[Layout region records]
======

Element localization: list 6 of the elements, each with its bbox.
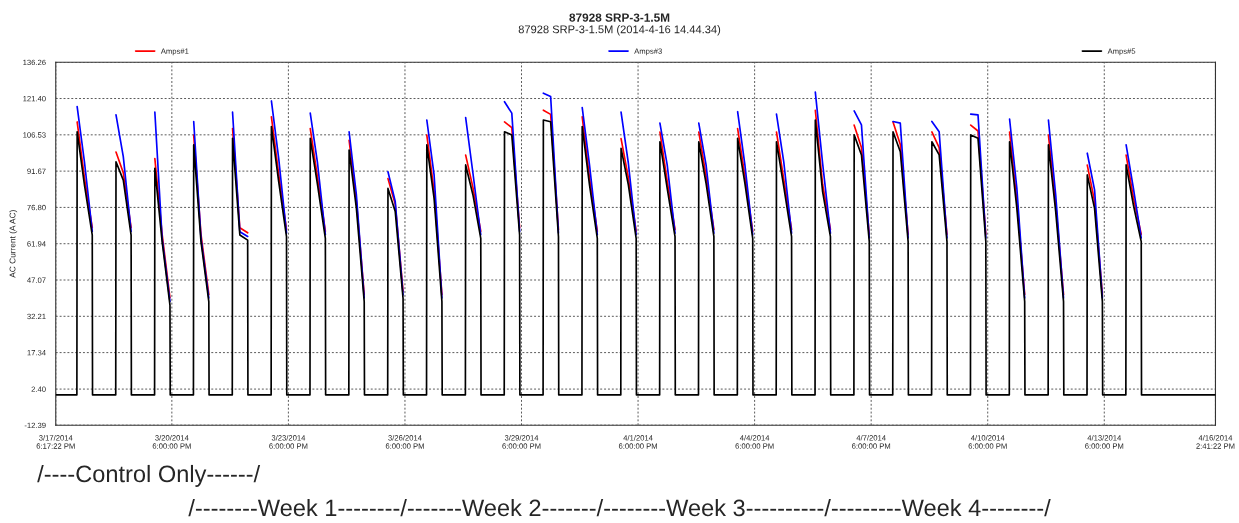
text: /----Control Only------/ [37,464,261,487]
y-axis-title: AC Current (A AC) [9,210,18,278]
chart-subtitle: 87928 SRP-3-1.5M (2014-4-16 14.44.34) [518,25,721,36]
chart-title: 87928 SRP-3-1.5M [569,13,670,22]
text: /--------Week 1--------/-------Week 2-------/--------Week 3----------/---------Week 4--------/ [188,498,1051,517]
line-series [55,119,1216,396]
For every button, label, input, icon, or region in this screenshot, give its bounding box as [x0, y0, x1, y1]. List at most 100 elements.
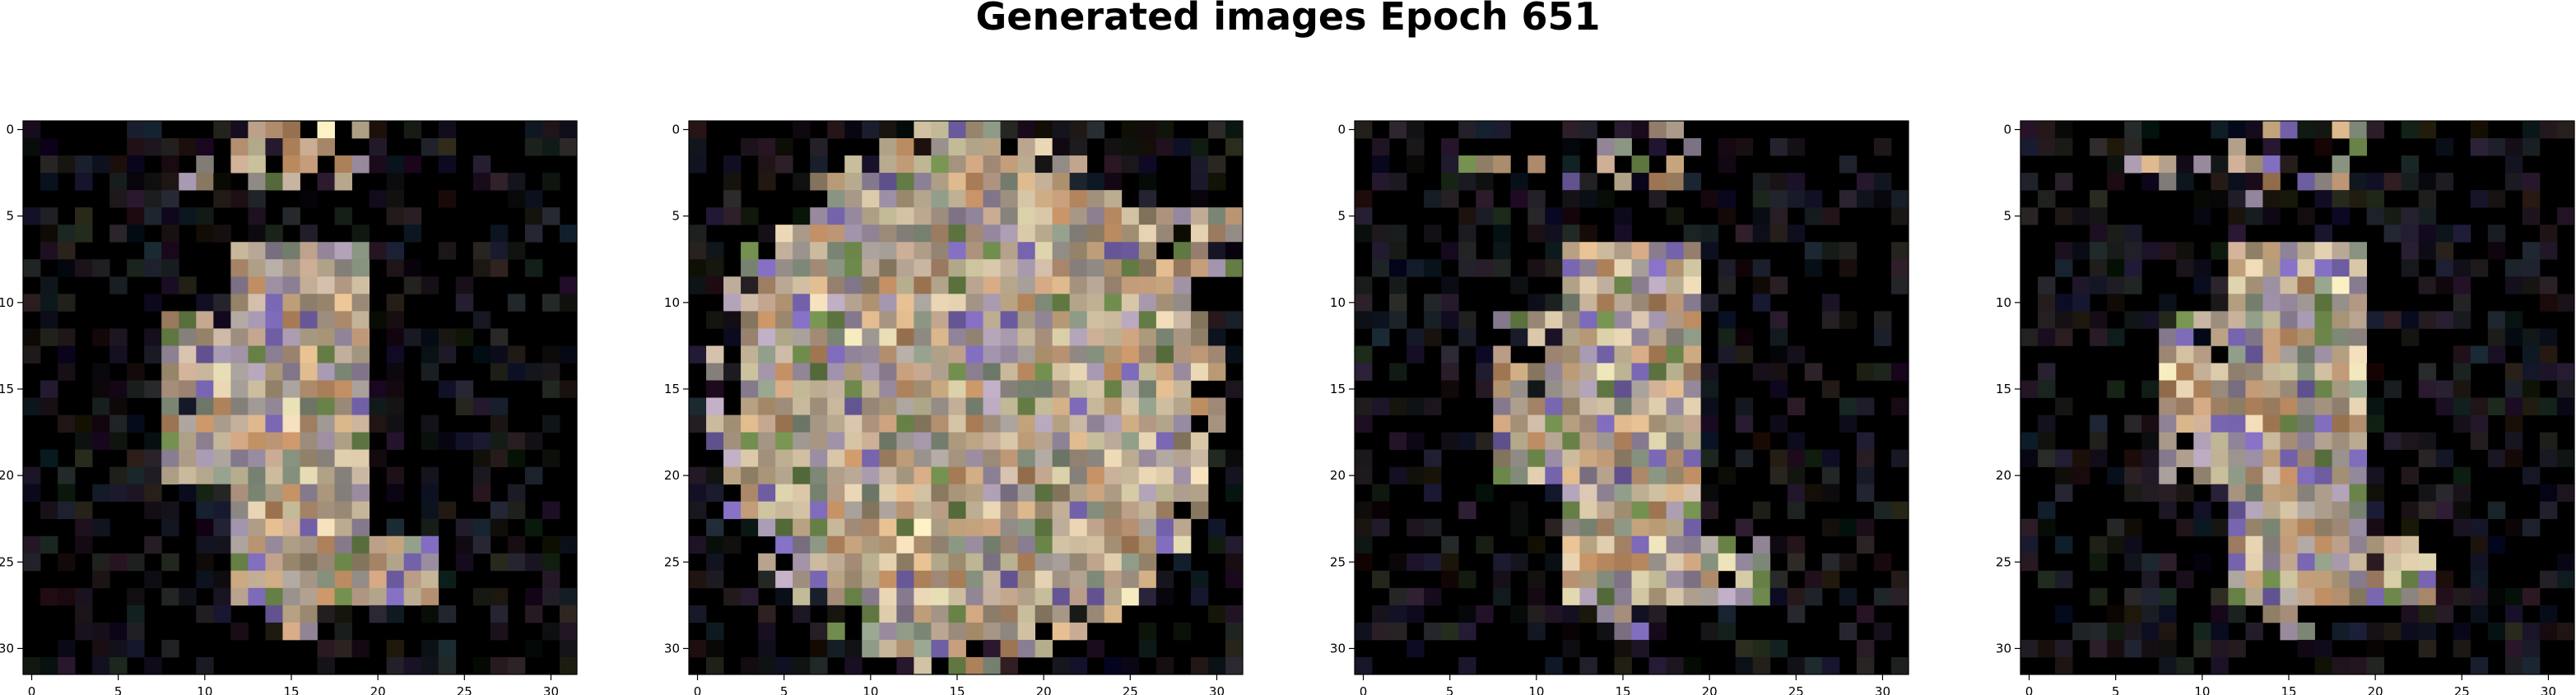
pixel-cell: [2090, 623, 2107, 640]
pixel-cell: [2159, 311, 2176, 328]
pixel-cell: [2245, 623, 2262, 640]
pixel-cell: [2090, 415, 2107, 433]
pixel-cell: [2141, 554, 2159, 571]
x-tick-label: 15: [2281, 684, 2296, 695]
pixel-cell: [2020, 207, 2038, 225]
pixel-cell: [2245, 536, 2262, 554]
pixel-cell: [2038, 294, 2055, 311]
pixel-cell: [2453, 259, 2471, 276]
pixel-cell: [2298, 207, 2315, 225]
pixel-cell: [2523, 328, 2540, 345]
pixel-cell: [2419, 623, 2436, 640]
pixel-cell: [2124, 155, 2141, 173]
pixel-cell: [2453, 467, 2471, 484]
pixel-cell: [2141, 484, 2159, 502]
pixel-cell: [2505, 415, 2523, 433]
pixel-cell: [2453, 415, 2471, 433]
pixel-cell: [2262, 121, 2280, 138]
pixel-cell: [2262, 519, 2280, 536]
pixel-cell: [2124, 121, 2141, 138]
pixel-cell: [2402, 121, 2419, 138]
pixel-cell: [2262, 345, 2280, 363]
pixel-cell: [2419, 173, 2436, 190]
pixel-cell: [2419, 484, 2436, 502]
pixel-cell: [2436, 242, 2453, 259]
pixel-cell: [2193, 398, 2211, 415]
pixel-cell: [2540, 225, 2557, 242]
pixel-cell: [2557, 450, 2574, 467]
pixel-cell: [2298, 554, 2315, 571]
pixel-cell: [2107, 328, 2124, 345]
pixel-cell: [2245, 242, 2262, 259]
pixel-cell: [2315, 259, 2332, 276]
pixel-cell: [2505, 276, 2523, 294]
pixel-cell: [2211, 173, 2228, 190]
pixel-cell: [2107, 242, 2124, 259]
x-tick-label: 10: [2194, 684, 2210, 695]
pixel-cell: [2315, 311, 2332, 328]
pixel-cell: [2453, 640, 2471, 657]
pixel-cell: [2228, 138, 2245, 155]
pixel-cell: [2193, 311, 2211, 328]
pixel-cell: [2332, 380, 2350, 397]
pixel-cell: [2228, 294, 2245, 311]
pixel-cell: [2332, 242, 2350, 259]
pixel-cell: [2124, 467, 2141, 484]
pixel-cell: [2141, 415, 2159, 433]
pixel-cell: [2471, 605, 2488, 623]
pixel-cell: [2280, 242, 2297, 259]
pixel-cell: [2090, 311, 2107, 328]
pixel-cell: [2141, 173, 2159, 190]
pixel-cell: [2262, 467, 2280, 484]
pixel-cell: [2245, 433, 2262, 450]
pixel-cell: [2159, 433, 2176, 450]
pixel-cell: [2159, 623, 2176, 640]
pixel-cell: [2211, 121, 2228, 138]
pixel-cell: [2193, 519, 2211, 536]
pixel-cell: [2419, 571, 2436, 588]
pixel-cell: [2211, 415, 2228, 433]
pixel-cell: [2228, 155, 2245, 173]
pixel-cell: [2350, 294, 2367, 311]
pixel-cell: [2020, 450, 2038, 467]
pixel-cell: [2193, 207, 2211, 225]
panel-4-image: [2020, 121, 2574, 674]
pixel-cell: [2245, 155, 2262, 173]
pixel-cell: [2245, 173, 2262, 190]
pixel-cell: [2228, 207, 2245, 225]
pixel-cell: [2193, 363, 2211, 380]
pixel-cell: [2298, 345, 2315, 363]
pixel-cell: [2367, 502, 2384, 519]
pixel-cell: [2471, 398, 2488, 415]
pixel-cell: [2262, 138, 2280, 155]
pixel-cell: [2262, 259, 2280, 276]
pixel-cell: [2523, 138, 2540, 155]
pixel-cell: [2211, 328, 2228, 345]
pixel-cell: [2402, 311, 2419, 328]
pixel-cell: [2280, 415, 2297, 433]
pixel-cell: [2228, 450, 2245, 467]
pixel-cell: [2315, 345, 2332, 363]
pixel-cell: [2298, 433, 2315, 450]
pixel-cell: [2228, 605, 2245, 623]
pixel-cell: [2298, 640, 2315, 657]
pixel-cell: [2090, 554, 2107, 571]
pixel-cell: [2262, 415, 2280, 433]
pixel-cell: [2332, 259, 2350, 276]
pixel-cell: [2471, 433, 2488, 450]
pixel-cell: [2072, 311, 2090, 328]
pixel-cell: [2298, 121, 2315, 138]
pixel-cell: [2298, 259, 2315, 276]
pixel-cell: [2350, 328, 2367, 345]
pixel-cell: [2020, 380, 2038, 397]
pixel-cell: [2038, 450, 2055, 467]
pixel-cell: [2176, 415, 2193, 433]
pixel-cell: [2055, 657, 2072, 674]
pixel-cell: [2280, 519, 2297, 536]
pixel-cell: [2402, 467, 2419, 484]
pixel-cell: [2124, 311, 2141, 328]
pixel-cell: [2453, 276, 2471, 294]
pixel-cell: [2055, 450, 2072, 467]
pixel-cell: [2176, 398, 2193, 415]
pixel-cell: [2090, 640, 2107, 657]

======

(YOUR TASK)
Copy out every line of the listing above word for word, omitting the pictures.

(SOLUTION)
Element localization: list 6 of the elements, each with its bbox.
text: /----Control Only------/ [37,464,261,487]
y-axis-title: AC Current (A AC) [9,210,18,278]
chart-subtitle: 87928 SRP-3-1.5M (2014-4-16 14.44.34) [518,25,721,36]
chart-title: 87928 SRP-3-1.5M [569,13,670,22]
text: /--------Week 1--------/-------Week 2-------/--------Week 3----------/---------Week 4--------/ [188,498,1051,517]
line-series [55,119,1216,396]
For every button, label, input, icon, or region in this screenshot, give its bounding box as [x0, y0, x1, y1]. List at most 100 elements.
pixel-cell: [2090, 623, 2107, 640]
pixel-cell: [2159, 311, 2176, 328]
pixel-cell: [2245, 623, 2262, 640]
pixel-cell: [2090, 415, 2107, 433]
pixel-cell: [2141, 554, 2159, 571]
x-tick-label: 15: [2281, 684, 2296, 695]
pixel-cell: [2020, 207, 2038, 225]
pixel-cell: [2245, 536, 2262, 554]
pixel-cell: [2038, 294, 2055, 311]
pixel-cell: [2453, 259, 2471, 276]
pixel-cell: [2298, 207, 2315, 225]
pixel-cell: [2523, 328, 2540, 345]
pixel-cell: [2419, 623, 2436, 640]
pixel-cell: [2124, 155, 2141, 173]
pixel-cell: [2453, 467, 2471, 484]
pixel-cell: [2141, 484, 2159, 502]
pixel-cell: [2505, 415, 2523, 433]
pixel-cell: [2453, 415, 2471, 433]
pixel-cell: [2262, 121, 2280, 138]
pixel-cell: [2262, 519, 2280, 536]
pixel-cell: [2124, 121, 2141, 138]
pixel-cell: [2402, 121, 2419, 138]
pixel-cell: [2262, 345, 2280, 363]
pixel-cell: [2419, 173, 2436, 190]
pixel-cell: [2419, 484, 2436, 502]
pixel-cell: [2436, 242, 2453, 259]
pixel-cell: [2193, 398, 2211, 415]
pixel-cell: [2540, 225, 2557, 242]
pixel-cell: [2557, 450, 2574, 467]
pixel-cell: [2298, 554, 2315, 571]
pixel-cell: [2107, 328, 2124, 345]
pixel-cell: [2245, 242, 2262, 259]
pixel-cell: [2315, 259, 2332, 276]
pixel-cell: [2505, 276, 2523, 294]
pixel-cell: [2211, 173, 2228, 190]
pixel-cell: [2107, 242, 2124, 259]
x-tick-label: 10: [2194, 684, 2210, 695]
pixel-cell: [2315, 311, 2332, 328]
pixel-cell: [2453, 640, 2471, 657]
pixel-cell: [2228, 138, 2245, 155]
pixel-cell: [2193, 311, 2211, 328]
pixel-cell: [2332, 380, 2350, 397]
pixel-cell: [2228, 294, 2245, 311]
pixel-cell: [2332, 242, 2350, 259]
pixel-cell: [2124, 467, 2141, 484]
pixel-cell: [2141, 415, 2159, 433]
pixel-cell: [2471, 605, 2488, 623]
pixel-cell: [2280, 242, 2297, 259]
pixel-cell: [2090, 311, 2107, 328]
pixel-cell: [2141, 173, 2159, 190]
pixel-cell: [2262, 467, 2280, 484]
pixel-cell: [2245, 433, 2262, 450]
pixel-cell: [2159, 433, 2176, 450]
pixel-cell: [2159, 623, 2176, 640]
pixel-cell: [2211, 121, 2228, 138]
pixel-cell: [2193, 519, 2211, 536]
pixel-cell: [2419, 571, 2436, 588]
pixel-cell: [2211, 415, 2228, 433]
pixel-cell: [2228, 155, 2245, 173]
pixel-cell: [2350, 294, 2367, 311]
pixel-cell: [2020, 450, 2038, 467]
pixel-cell: [2193, 207, 2211, 225]
panel-4-image: [2020, 121, 2574, 674]
pixel-cell: [2245, 155, 2262, 173]
pixel-cell: [2245, 173, 2262, 190]
pixel-cell: [2228, 207, 2245, 225]
pixel-cell: [2193, 363, 2211, 380]
pixel-cell: [2298, 345, 2315, 363]
pixel-cell: [2367, 502, 2384, 519]
pixel-cell: [2471, 398, 2488, 415]
pixel-cell: [2262, 138, 2280, 155]
pixel-cell: [2262, 259, 2280, 276]
pixel-cell: [2523, 138, 2540, 155]
pixel-cell: [2211, 328, 2228, 345]
pixel-cell: [2402, 311, 2419, 328]
pixel-cell: [2280, 415, 2297, 433]
pixel-cell: [2228, 450, 2245, 467]
pixel-cell: [2315, 345, 2332, 363]
pixel-cell: [2298, 433, 2315, 450]
pixel-cell: [2228, 605, 2245, 623]
pixel-cell: [2298, 640, 2315, 657]
pixel-cell: [2090, 554, 2107, 571]
pixel-cell: [2262, 415, 2280, 433]
pixel-cell: [2332, 259, 2350, 276]
pixel-cell: [2471, 433, 2488, 450]
pixel-cell: [2072, 311, 2090, 328]
pixel-cell: [2298, 121, 2315, 138]
pixel-cell: [2298, 259, 2315, 276]
pixel-cell: [2350, 328, 2367, 345]
pixel-cell: [2020, 380, 2038, 397]
pixel-cell: [2038, 450, 2055, 467]
pixel-cell: [2176, 415, 2193, 433]
pixel-cell: [2055, 657, 2072, 674]
pixel-cell: [2280, 519, 2297, 536]
pixel-cell: [2402, 467, 2419, 484]
pixel-cell: [2124, 311, 2141, 328]
pixel-cell: [2453, 276, 2471, 294]
pixel-cell: [2055, 450, 2072, 467]
pixel-cell: [2176, 398, 2193, 415]
pixel-cell: [2090, 640, 2107, 657]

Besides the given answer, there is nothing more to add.